━━━ Data for processing ━━━

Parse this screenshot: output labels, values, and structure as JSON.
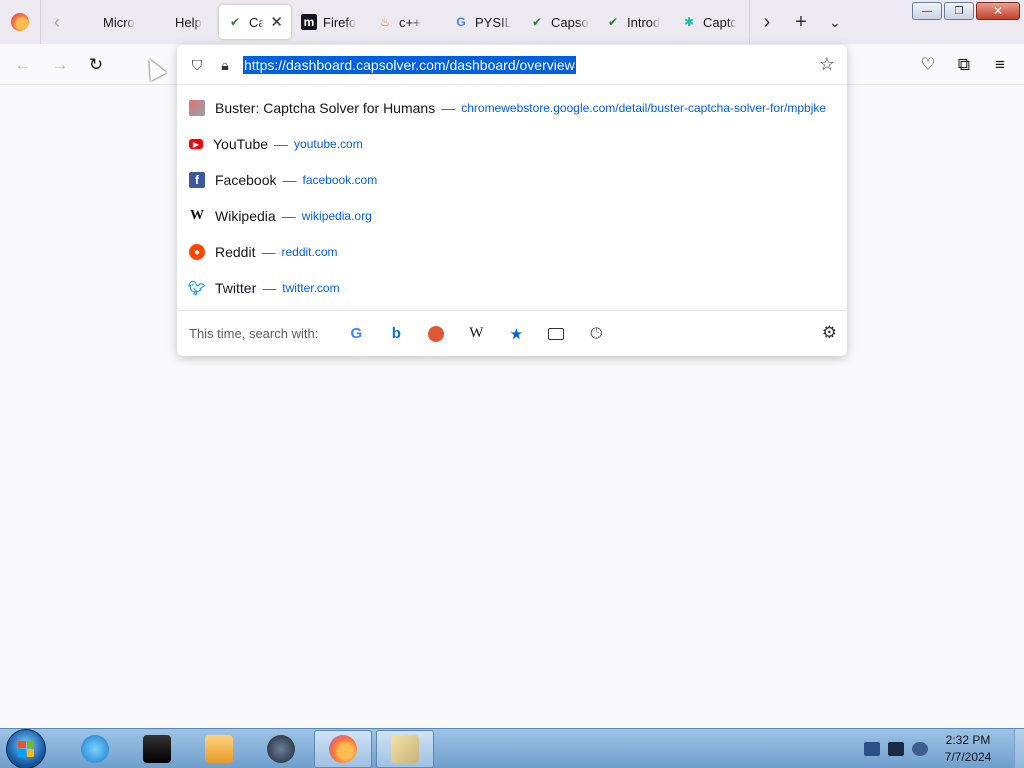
{
  "tabs": [
    {
      "label": "Micro",
      "icon": "microsoft-icon",
      "active": false
    },
    {
      "label": "Help",
      "icon": "microsoft-icon",
      "active": false
    },
    {
      "label": "Ca",
      "icon": "capsolver-icon",
      "active": true
    },
    {
      "label": "Firefo",
      "icon": "m-icon",
      "active": false
    },
    {
      "label": "c++",
      "icon": "cpp-icon",
      "active": false
    },
    {
      "label": "PYSIL",
      "icon": "google-icon",
      "active": false
    },
    {
      "label": "Capso",
      "icon": "capsolver-icon",
      "active": false
    },
    {
      "label": "Introd",
      "icon": "capsolver-icon",
      "active": false
    },
    {
      "label": "Captc",
      "icon": "puzzle-icon",
      "active": false
    }
  ],
  "window_controls": {
    "minimize": "—",
    "restore": "❐",
    "close": "✕"
  },
  "urlbar": {
    "url": "https://dashboard.capsolver.com/dashboard/overview"
  },
  "suggestions": [
    {
      "title": "Buster: Captcha Solver for Humans",
      "url": "chromewebstore.google.com/detail/buster-captcha-solver-for/mpbjke",
      "icon": "buster-icon"
    },
    {
      "title": "YouTube",
      "url": "youtube.com",
      "icon": "youtube-icon"
    },
    {
      "title": "Facebook",
      "url": "facebook.com",
      "icon": "facebook-icon"
    },
    {
      "title": "Wikipedia",
      "url": "wikipedia.org",
      "icon": "wikipedia-icon"
    },
    {
      "title": "Reddit",
      "url": "reddit.com",
      "icon": "reddit-icon"
    },
    {
      "title": "Twitter",
      "url": "twitter.com",
      "icon": "twitter-icon"
    }
  ],
  "separator": "—",
  "search_with": {
    "label": "This time, search with:",
    "engines": [
      "google-icon",
      "bing-icon",
      "duckduckgo-icon",
      "wikipedia-icon",
      "bookmarks-icon",
      "tabs-icon",
      "history-icon"
    ]
  },
  "taskbar": {
    "apps": [
      "internet-explorer-icon",
      "terminal-icon",
      "media-player-icon",
      "globe-icon",
      "firefox-icon",
      "paint-icon"
    ],
    "time": "2:32 PM",
    "date": "7/7/2024"
  },
  "colors": {
    "accent": "#0061e0",
    "link": "#0061e0",
    "tabstrip_bg": "#eceaf0",
    "page_bg": "#f9f9fb",
    "taskbar_top": "#9ec3e6"
  }
}
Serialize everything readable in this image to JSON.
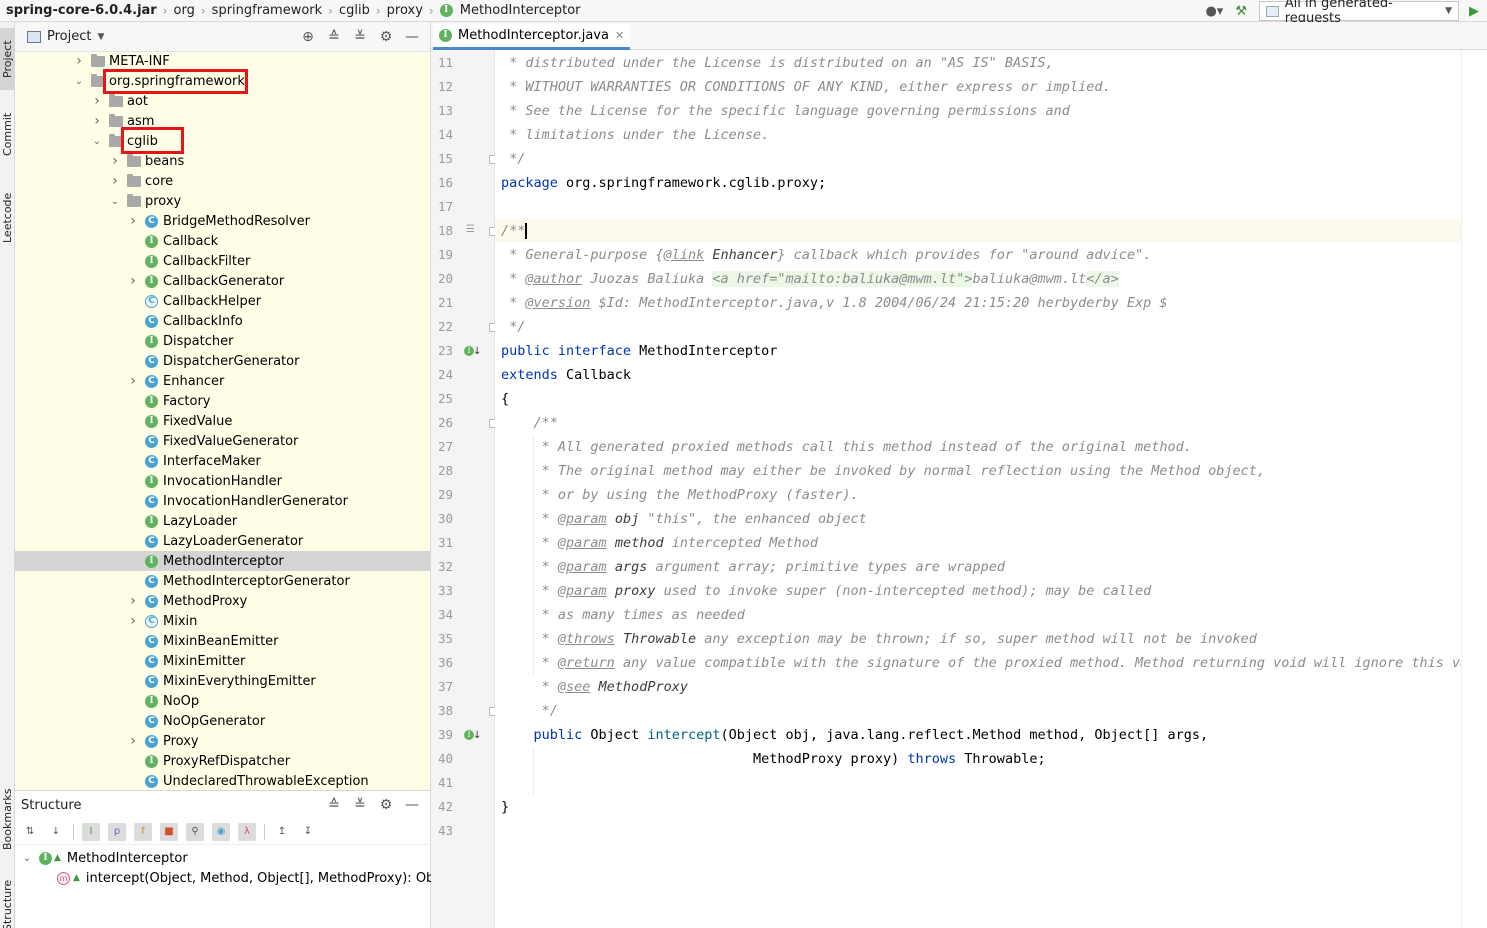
{
  "breadcrumb": {
    "items": [
      "spring-core-6.0.4.jar",
      "org",
      "springframework",
      "cglib",
      "proxy",
      "MethodInterceptor"
    ]
  },
  "toolbar": {
    "run_config": "All in generated-requests"
  },
  "left_strip": {
    "tabs": [
      "Project",
      "Commit",
      "Leetcode",
      "Bookmarks",
      "Structure"
    ]
  },
  "project_panel": {
    "title": "Project",
    "tree": [
      {
        "label": "META-INF",
        "type": "folder",
        "depth": 3,
        "expand": "collapsed"
      },
      {
        "label": "org.springframework",
        "type": "folder",
        "depth": 3,
        "expand": "expanded",
        "highlight": true
      },
      {
        "label": "aot",
        "type": "folder",
        "depth": 4,
        "expand": "collapsed"
      },
      {
        "label": "asm",
        "type": "folder",
        "depth": 4,
        "expand": "collapsed"
      },
      {
        "label": "cglib",
        "type": "folder",
        "depth": 4,
        "expand": "expanded",
        "highlight": true
      },
      {
        "label": "beans",
        "type": "folder",
        "depth": 5,
        "expand": "collapsed"
      },
      {
        "label": "core",
        "type": "folder",
        "depth": 5,
        "expand": "collapsed"
      },
      {
        "label": "proxy",
        "type": "folder",
        "depth": 5,
        "expand": "expanded"
      },
      {
        "label": "BridgeMethodResolver",
        "type": "C",
        "depth": 6,
        "expand": "collapsed"
      },
      {
        "label": "Callback",
        "type": "I",
        "depth": 6,
        "expand": "none"
      },
      {
        "label": "CallbackFilter",
        "type": "I",
        "depth": 6,
        "expand": "none"
      },
      {
        "label": "CallbackGenerator",
        "type": "I",
        "depth": 6,
        "expand": "collapsed"
      },
      {
        "label": "CallbackHelper",
        "type": "CA",
        "depth": 6,
        "expand": "none"
      },
      {
        "label": "CallbackInfo",
        "type": "C",
        "depth": 6,
        "expand": "none"
      },
      {
        "label": "Dispatcher",
        "type": "I",
        "depth": 6,
        "expand": "none"
      },
      {
        "label": "DispatcherGenerator",
        "type": "C",
        "depth": 6,
        "expand": "none"
      },
      {
        "label": "Enhancer",
        "type": "C",
        "depth": 6,
        "expand": "collapsed"
      },
      {
        "label": "Factory",
        "type": "I",
        "depth": 6,
        "expand": "none"
      },
      {
        "label": "FixedValue",
        "type": "I",
        "depth": 6,
        "expand": "none"
      },
      {
        "label": "FixedValueGenerator",
        "type": "C",
        "depth": 6,
        "expand": "none"
      },
      {
        "label": "InterfaceMaker",
        "type": "C",
        "depth": 6,
        "expand": "none"
      },
      {
        "label": "InvocationHandler",
        "type": "I",
        "depth": 6,
        "expand": "none"
      },
      {
        "label": "InvocationHandlerGenerator",
        "type": "C",
        "depth": 6,
        "expand": "none"
      },
      {
        "label": "LazyLoader",
        "type": "I",
        "depth": 6,
        "expand": "none"
      },
      {
        "label": "LazyLoaderGenerator",
        "type": "C",
        "depth": 6,
        "expand": "none"
      },
      {
        "label": "MethodInterceptor",
        "type": "I",
        "depth": 6,
        "expand": "none",
        "selected": true
      },
      {
        "label": "MethodInterceptorGenerator",
        "type": "C",
        "depth": 6,
        "expand": "none"
      },
      {
        "label": "MethodProxy",
        "type": "C",
        "depth": 6,
        "expand": "collapsed"
      },
      {
        "label": "Mixin",
        "type": "CA",
        "depth": 6,
        "expand": "collapsed"
      },
      {
        "label": "MixinBeanEmitter",
        "type": "C",
        "depth": 6,
        "expand": "none"
      },
      {
        "label": "MixinEmitter",
        "type": "C",
        "depth": 6,
        "expand": "none"
      },
      {
        "label": "MixinEverythingEmitter",
        "type": "C",
        "depth": 6,
        "expand": "none"
      },
      {
        "label": "NoOp",
        "type": "I",
        "depth": 6,
        "expand": "none"
      },
      {
        "label": "NoOpGenerator",
        "type": "C",
        "depth": 6,
        "expand": "none"
      },
      {
        "label": "Proxy",
        "type": "C",
        "depth": 6,
        "expand": "collapsed"
      },
      {
        "label": "ProxyRefDispatcher",
        "type": "I",
        "depth": 6,
        "expand": "none"
      },
      {
        "label": "UndeclaredThrowableException",
        "type": "C",
        "depth": 6,
        "expand": "none"
      }
    ]
  },
  "structure_panel": {
    "title": "Structure",
    "root": "MethodInterceptor",
    "member": "intercept(Object, Method, Object[], MethodProxy): Object",
    "toolbar_glyphs": [
      "I",
      "p",
      "f",
      "λ"
    ]
  },
  "editor": {
    "tab_label": "MethodInterceptor.java",
    "lines": [
      {
        "n": "11",
        "tokens": [
          [
            "c",
            " * distributed under the License is distributed on an \"AS IS\" BASIS,"
          ]
        ]
      },
      {
        "n": "12",
        "tokens": [
          [
            "c",
            " * WITHOUT WARRANTIES OR CONDITIONS OF ANY KIND, either express or implied."
          ]
        ]
      },
      {
        "n": "13",
        "tokens": [
          [
            "c",
            " * See the License for the specific language governing permissions and"
          ]
        ]
      },
      {
        "n": "14",
        "tokens": [
          [
            "c",
            " * limitations under the License."
          ]
        ]
      },
      {
        "n": "15",
        "tokens": [
          [
            "c",
            " */"
          ]
        ]
      },
      {
        "n": "16",
        "tokens": [
          [
            "kw",
            "package"
          ],
          [
            "p",
            " org.springframework.cglib.proxy;"
          ]
        ]
      },
      {
        "n": "17",
        "tokens": []
      },
      {
        "n": "18",
        "tokens": [
          [
            "c",
            "/**"
          ],
          [
            "caret",
            ""
          ]
        ],
        "current": true
      },
      {
        "n": "19",
        "tokens": [
          [
            "c",
            " * General-purpose {"
          ],
          [
            "tag",
            "@link"
          ],
          [
            "tagname",
            " Enhancer"
          ],
          [
            "c",
            "} callback which provides for \"around advice\"."
          ]
        ]
      },
      {
        "n": "20",
        "tokens": [
          [
            "c",
            " * "
          ],
          [
            "tag",
            "@author"
          ],
          [
            "c",
            " Juozas Baliuka "
          ],
          [
            "html",
            "<a href=\"mailto:baliuka@mwm.lt\">"
          ],
          [
            "c",
            "baliuka@mwm.lt"
          ],
          [
            "html",
            "</a>"
          ]
        ]
      },
      {
        "n": "21",
        "tokens": [
          [
            "c",
            " * "
          ],
          [
            "tag",
            "@version"
          ],
          [
            "c",
            " $Id: MethodInterceptor.java,v 1.8 2004/06/24 21:15:20 herbyderby Exp $"
          ]
        ]
      },
      {
        "n": "22",
        "tokens": [
          [
            "c",
            " */"
          ]
        ]
      },
      {
        "n": "23",
        "tokens": [
          [
            "kw",
            "public interface"
          ],
          [
            "p",
            " MethodInterceptor"
          ]
        ]
      },
      {
        "n": "24",
        "tokens": [
          [
            "kw",
            "extends"
          ],
          [
            "p",
            " Callback"
          ]
        ]
      },
      {
        "n": "25",
        "tokens": [
          [
            "p",
            "{"
          ]
        ]
      },
      {
        "n": "26",
        "tokens": [
          [
            "c",
            "    /**"
          ]
        ]
      },
      {
        "n": "27",
        "tokens": [
          [
            "c",
            "     * All generated proxied methods call this method instead of the original method."
          ]
        ]
      },
      {
        "n": "28",
        "tokens": [
          [
            "c",
            "     * The original method may either be invoked by normal reflection using the Method object,"
          ]
        ]
      },
      {
        "n": "29",
        "tokens": [
          [
            "c",
            "     * or by using the MethodProxy (faster)."
          ]
        ]
      },
      {
        "n": "30",
        "tokens": [
          [
            "c",
            "     * "
          ],
          [
            "tag",
            "@param"
          ],
          [
            "tagname",
            " obj"
          ],
          [
            "c",
            " \"this\", the enhanced object"
          ]
        ]
      },
      {
        "n": "31",
        "tokens": [
          [
            "c",
            "     * "
          ],
          [
            "tag",
            "@param"
          ],
          [
            "tagname",
            " method"
          ],
          [
            "c",
            " intercepted Method"
          ]
        ]
      },
      {
        "n": "32",
        "tokens": [
          [
            "c",
            "     * "
          ],
          [
            "tag",
            "@param"
          ],
          [
            "tagname",
            " args"
          ],
          [
            "c",
            " argument array; primitive types are wrapped"
          ]
        ]
      },
      {
        "n": "33",
        "tokens": [
          [
            "c",
            "     * "
          ],
          [
            "tag",
            "@param"
          ],
          [
            "tagname",
            " proxy"
          ],
          [
            "c",
            " used to invoke super (non-intercepted method); may be called"
          ]
        ]
      },
      {
        "n": "34",
        "tokens": [
          [
            "c",
            "     * as many times as needed"
          ]
        ]
      },
      {
        "n": "35",
        "tokens": [
          [
            "c",
            "     * "
          ],
          [
            "tag",
            "@throws"
          ],
          [
            "tagname",
            " Throwable"
          ],
          [
            "c",
            " any exception may be thrown; if so, super method will not be invoked"
          ]
        ]
      },
      {
        "n": "36",
        "tokens": [
          [
            "c",
            "     * "
          ],
          [
            "tag",
            "@return"
          ],
          [
            "c",
            " any value compatible with the signature of the proxied method. Method returning void will ignore this value."
          ]
        ]
      },
      {
        "n": "37",
        "tokens": [
          [
            "c",
            "     * "
          ],
          [
            "tag",
            "@see"
          ],
          [
            "tagname",
            " MethodProxy"
          ]
        ]
      },
      {
        "n": "38",
        "tokens": [
          [
            "c",
            "     */"
          ]
        ]
      },
      {
        "n": "39",
        "tokens": [
          [
            "p",
            "    "
          ],
          [
            "kw",
            "public"
          ],
          [
            "p",
            " Object "
          ],
          [
            "fn",
            "intercept"
          ],
          [
            "p",
            "(Object obj, java.lang.reflect.Method method, Object[] args,"
          ]
        ]
      },
      {
        "n": "40",
        "tokens": [
          [
            "p",
            "                               MethodProxy proxy) "
          ],
          [
            "kw",
            "throws"
          ],
          [
            "p",
            " Throwable;"
          ]
        ]
      },
      {
        "n": "41",
        "tokens": []
      },
      {
        "n": "42",
        "tokens": [
          [
            "p",
            "}"
          ]
        ]
      },
      {
        "n": "43",
        "tokens": []
      }
    ]
  }
}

━━━

Stated problem:
Check every line for "will" and show the ones that have it.

Result of the task:
            " any exception may be thrown; if so, super method will not be invoked"
            " any value compatible with the signature of the proxied method. Method returning void will ignore this value."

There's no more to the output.